Exercise task ::
Transcribe each record exactly. Include every one.
___ Given entries
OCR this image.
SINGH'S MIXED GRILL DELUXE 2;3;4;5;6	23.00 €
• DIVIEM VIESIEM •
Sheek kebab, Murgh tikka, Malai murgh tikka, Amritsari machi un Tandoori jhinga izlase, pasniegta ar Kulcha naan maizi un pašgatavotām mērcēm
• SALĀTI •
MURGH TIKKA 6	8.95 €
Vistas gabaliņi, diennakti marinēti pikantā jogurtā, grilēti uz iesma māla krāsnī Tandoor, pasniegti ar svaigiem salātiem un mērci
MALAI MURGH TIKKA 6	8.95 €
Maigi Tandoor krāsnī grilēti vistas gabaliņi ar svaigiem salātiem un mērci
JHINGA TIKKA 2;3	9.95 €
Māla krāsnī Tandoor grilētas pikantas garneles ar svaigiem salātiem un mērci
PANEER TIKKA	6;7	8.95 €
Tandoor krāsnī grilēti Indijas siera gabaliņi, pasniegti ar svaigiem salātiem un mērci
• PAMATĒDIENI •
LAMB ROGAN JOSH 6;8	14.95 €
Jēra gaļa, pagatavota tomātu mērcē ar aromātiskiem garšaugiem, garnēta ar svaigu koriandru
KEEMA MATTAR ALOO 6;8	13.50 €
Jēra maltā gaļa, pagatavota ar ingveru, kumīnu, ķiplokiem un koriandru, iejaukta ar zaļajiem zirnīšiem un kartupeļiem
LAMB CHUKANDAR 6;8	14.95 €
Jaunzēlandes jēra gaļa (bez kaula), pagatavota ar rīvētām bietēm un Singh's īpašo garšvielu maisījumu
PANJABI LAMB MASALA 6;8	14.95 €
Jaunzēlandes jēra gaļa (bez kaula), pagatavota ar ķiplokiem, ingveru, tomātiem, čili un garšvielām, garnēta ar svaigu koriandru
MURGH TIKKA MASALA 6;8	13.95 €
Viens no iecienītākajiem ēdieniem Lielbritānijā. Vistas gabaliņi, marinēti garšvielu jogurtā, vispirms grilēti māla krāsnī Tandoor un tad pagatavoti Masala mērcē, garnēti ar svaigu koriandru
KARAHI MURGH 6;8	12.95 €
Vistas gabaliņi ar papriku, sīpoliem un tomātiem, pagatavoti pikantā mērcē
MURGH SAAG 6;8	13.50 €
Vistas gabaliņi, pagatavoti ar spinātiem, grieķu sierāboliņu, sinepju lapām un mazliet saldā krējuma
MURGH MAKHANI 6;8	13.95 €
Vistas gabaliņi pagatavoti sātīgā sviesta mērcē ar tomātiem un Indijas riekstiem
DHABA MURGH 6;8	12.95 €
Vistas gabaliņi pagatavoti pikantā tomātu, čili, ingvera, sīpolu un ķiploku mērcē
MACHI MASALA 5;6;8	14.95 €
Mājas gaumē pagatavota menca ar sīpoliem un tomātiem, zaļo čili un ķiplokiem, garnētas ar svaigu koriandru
______
Reply to the task ::
OCR this image.
SINGH'S MIXED GRILL DELUXE 2;3;4;5;6	23.00 €
• DIVIEM VIESIEM •
Sheek kebab, Murgh tikka, Malai murgh tikka, Amritsari machi un Tandoori jhinga izlase, pasniegta ar Kulcha naan maizi un pašgatavotām mērcēm
• SALĀTI •
MURGH TIKKA 6	8.95 €
Vistas gabaliņi, diennakti marinēti pikantā jogurtā, grilēti uz iesma māla krāsnī Tandoor, pasniegti ar svaigiem salātiem un mērci
MALAI MURGH TIKKA 6	8.95 €
Maigi Tandoor krāsnī grilēti vistas gabaliņi ar svaigiem salātiem un mērci
JHINGA TIKKA 2;3	9.95 €
Māla krāsnī Tandoor grilētas pikantas garneles ar svaigiem salātiem un mērci
PANEER TIKKA	6;7	8.95 €
Tandoor krāsnī grilēti Indijas siera gabaliņi, pasniegti ar svaigiem salātiem un mērci
• PAMATĒDIENI •
LAMB ROGAN JOSH 6;8	14.95 €
Jēra gaļa, pagatavota tomātu mērcē ar aromātiskiem garšaugiem, garnēta ar svaigu koriandru
KEEMA MATTAR ALOO 6;8	13.50 €
Jēra maltā gaļa, pagatavota ar ingveru, kumīnu, ķiplokiem un koriandru, iejaukta ar zaļajiem zirnīšiem un kartupeļiem
LAMB CHUKANDAR 6;8	14.95 €
Jaunzēlandes jēra gaļa (bez kaula), pagatavota ar rīvētām bietēm un Singh's īpašo garšvielu maisījumu
PANJABI LAMB MASALA 6;8	14.95 €
Jaunzēlandes jēra gaļa (bez kaula), pagatavota ar ķiplokiem, ingveru, tomātiem, čili un garšvielām, garnēta ar svaigu koriandru
MURGH TIKKA MASALA 6;8	13.95 €
Viens no iecienītākajiem ēdieniem Lielbritānijā. Vistas gabaliņi, marinēti garšvielu jogurtā, vispirms grilēti māla krāsnī Tandoor un tad pagatavoti Masala mērcē, garnēti ar svaigu koriandru
KARAHI MURGH 6;8	12.95 €
Vistas gabaliņi ar papriku, sīpoliem un tomātiem, pagatavoti pikantā mērcē
MURGH SAAG 6;8	13.50 €
Vistas gabaliņi, pagatavoti ar spinātiem, grieķu sierāboliņu, sinepju lapām un mazliet saldā krējuma
MURGH MAKHANI 6;8	13.95 €
Vistas gabaliņi pagatavoti sātīgā sviesta mērcē ar tomātiem un Indijas riekstiem
DHABA MURGH 6;8	12.95 €
Vistas gabaliņi pagatavoti pikantā tomātu, čili, ingvera, sīpolu un ķiploku mērcē
MACHI MASALA 5;6;8	14.95 €
Mājas gaumē pagatavota menca ar sīpoliem un tomātiem, zaļo čili un ķiplokiem, garnētas ar svaigu koriandru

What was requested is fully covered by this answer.